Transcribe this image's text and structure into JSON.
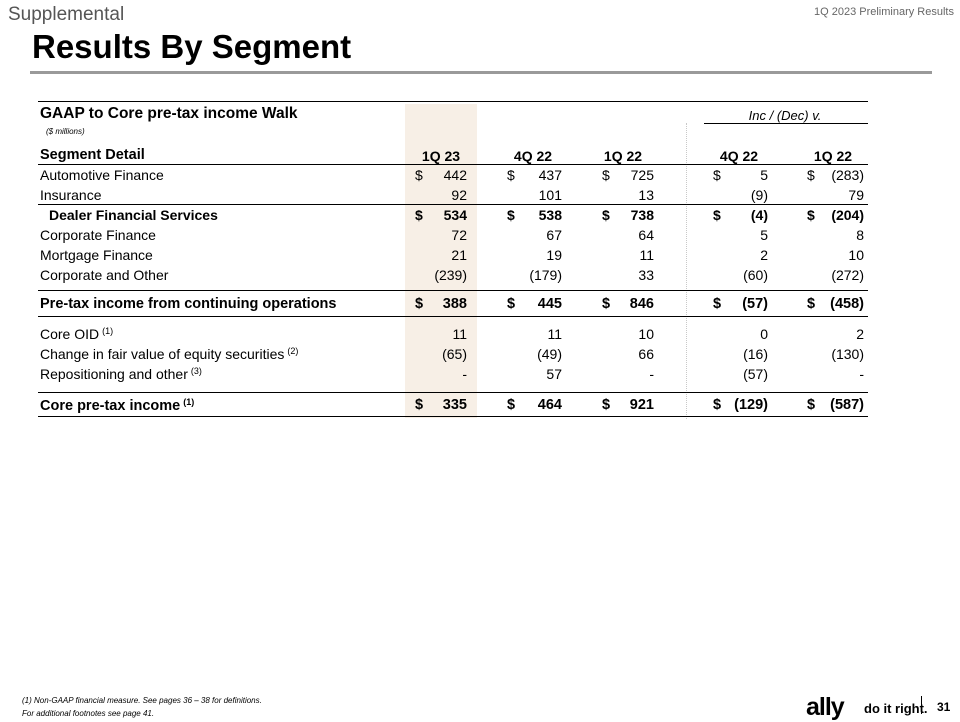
{
  "header": {
    "section": "Supplemental",
    "report": "1Q 2023 Preliminary Results",
    "title": "Results By Segment"
  },
  "table": {
    "title": "GAAP to Core pre-tax income Walk",
    "units": "($ millions)",
    "comparison_label": "Inc / (Dec) v.",
    "row_header": "Segment Detail",
    "columns": [
      "1Q 23",
      "4Q 22",
      "1Q 22",
      "4Q 22",
      "1Q 22"
    ],
    "rows": [
      {
        "label": "Automotive Finance",
        "cells": [
          "442",
          "437",
          "725",
          "5",
          "(283)"
        ],
        "dollar": [
          true,
          true,
          true,
          true,
          true
        ]
      },
      {
        "label": "Insurance",
        "cells": [
          "92",
          "101",
          "13",
          "(9)",
          "79"
        ]
      },
      {
        "label": "Dealer Financial Services",
        "cells": [
          "534",
          "538",
          "738",
          "(4)",
          "(204)"
        ],
        "dollar": [
          true,
          true,
          true,
          true,
          true
        ]
      },
      {
        "label": "Corporate Finance",
        "cells": [
          "72",
          "67",
          "64",
          "5",
          "8"
        ]
      },
      {
        "label": "Mortgage Finance",
        "cells": [
          "21",
          "19",
          "11",
          "2",
          "10"
        ]
      },
      {
        "label": "Corporate and Other",
        "cells": [
          "(239)",
          "(179)",
          "33",
          "(60)",
          "(272)"
        ]
      },
      {
        "label": "Pre-tax income from continuing operations",
        "cells": [
          "388",
          "445",
          "846",
          "(57)",
          "(458)"
        ],
        "dollar": [
          true,
          true,
          true,
          true,
          true
        ]
      },
      {
        "label": "Core OID",
        "sup": "(1)",
        "cells": [
          "11",
          "11",
          "10",
          "0",
          "2"
        ]
      },
      {
        "label": "Change in fair value of equity securities",
        "sup": "(2)",
        "cells": [
          "(65)",
          "(49)",
          "66",
          "(16)",
          "(130)"
        ]
      },
      {
        "label": "Repositioning and other",
        "sup": "(3)",
        "cells": [
          "-",
          "57",
          "-",
          "(57)",
          "-"
        ]
      },
      {
        "label": "Core pre-tax income",
        "sup": "(1)",
        "cells": [
          "335",
          "464",
          "921",
          "(129)",
          "(587)"
        ],
        "dollar": [
          true,
          true,
          true,
          true,
          true
        ]
      }
    ],
    "currency_symbol": "$"
  },
  "footnotes": {
    "note1": "(1)     Non-GAAP financial measure. See pages 36 – 38 for definitions.",
    "note2": "For additional footnotes see page 41."
  },
  "footer": {
    "logo": "ally",
    "tagline": "do it right.",
    "page": "31"
  },
  "colors": {
    "shade": "#f7efe6",
    "rule": "#9a9a9a"
  }
}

• STATED EXERCISE:
Transcribe the listing above verbatim. Omit the pictures.

• PROBLEM SOLUTION:
Transcribe this image's text and structure into JSON.
{
  "header": {
    "section": "Supplemental",
    "report": "1Q 2023 Preliminary Results",
    "title": "Results By Segment"
  },
  "table": {
    "title": "GAAP to Core pre-tax income Walk",
    "units": "($ millions)",
    "comparison_label": "Inc / (Dec) v.",
    "row_header": "Segment Detail",
    "columns": [
      "1Q 23",
      "4Q 22",
      "1Q 22",
      "4Q 22",
      "1Q 22"
    ],
    "rows": [
      {
        "label": "Automotive Finance",
        "cells": [
          "442",
          "437",
          "725",
          "5",
          "(283)"
        ],
        "dollar": [
          true,
          true,
          true,
          true,
          true
        ]
      },
      {
        "label": "Insurance",
        "cells": [
          "92",
          "101",
          "13",
          "(9)",
          "79"
        ]
      },
      {
        "label": "Dealer Financial Services",
        "cells": [
          "534",
          "538",
          "738",
          "(4)",
          "(204)"
        ],
        "dollar": [
          true,
          true,
          true,
          true,
          true
        ]
      },
      {
        "label": "Corporate Finance",
        "cells": [
          "72",
          "67",
          "64",
          "5",
          "8"
        ]
      },
      {
        "label": "Mortgage Finance",
        "cells": [
          "21",
          "19",
          "11",
          "2",
          "10"
        ]
      },
      {
        "label": "Corporate and Other",
        "cells": [
          "(239)",
          "(179)",
          "33",
          "(60)",
          "(272)"
        ]
      },
      {
        "label": "Pre-tax income from continuing operations",
        "cells": [
          "388",
          "445",
          "846",
          "(57)",
          "(458)"
        ],
        "dollar": [
          true,
          true,
          true,
          true,
          true
        ]
      },
      {
        "label": "Core OID",
        "sup": "(1)",
        "cells": [
          "11",
          "11",
          "10",
          "0",
          "2"
        ]
      },
      {
        "label": "Change in fair value of equity securities",
        "sup": "(2)",
        "cells": [
          "(65)",
          "(49)",
          "66",
          "(16)",
          "(130)"
        ]
      },
      {
        "label": "Repositioning and other",
        "sup": "(3)",
        "cells": [
          "-",
          "57",
          "-",
          "(57)",
          "-"
        ]
      },
      {
        "label": "Core pre-tax income",
        "sup": "(1)",
        "cells": [
          "335",
          "464",
          "921",
          "(129)",
          "(587)"
        ],
        "dollar": [
          true,
          true,
          true,
          true,
          true
        ]
      }
    ],
    "currency_symbol": "$"
  },
  "footnotes": {
    "note1": "(1)     Non-GAAP financial measure. See pages 36 – 38 for definitions.",
    "note2": "For additional footnotes see page 41."
  },
  "footer": {
    "logo": "ally",
    "tagline": "do it right.",
    "page": "31"
  },
  "colors": {
    "shade": "#f7efe6",
    "rule": "#9a9a9a"
  }
}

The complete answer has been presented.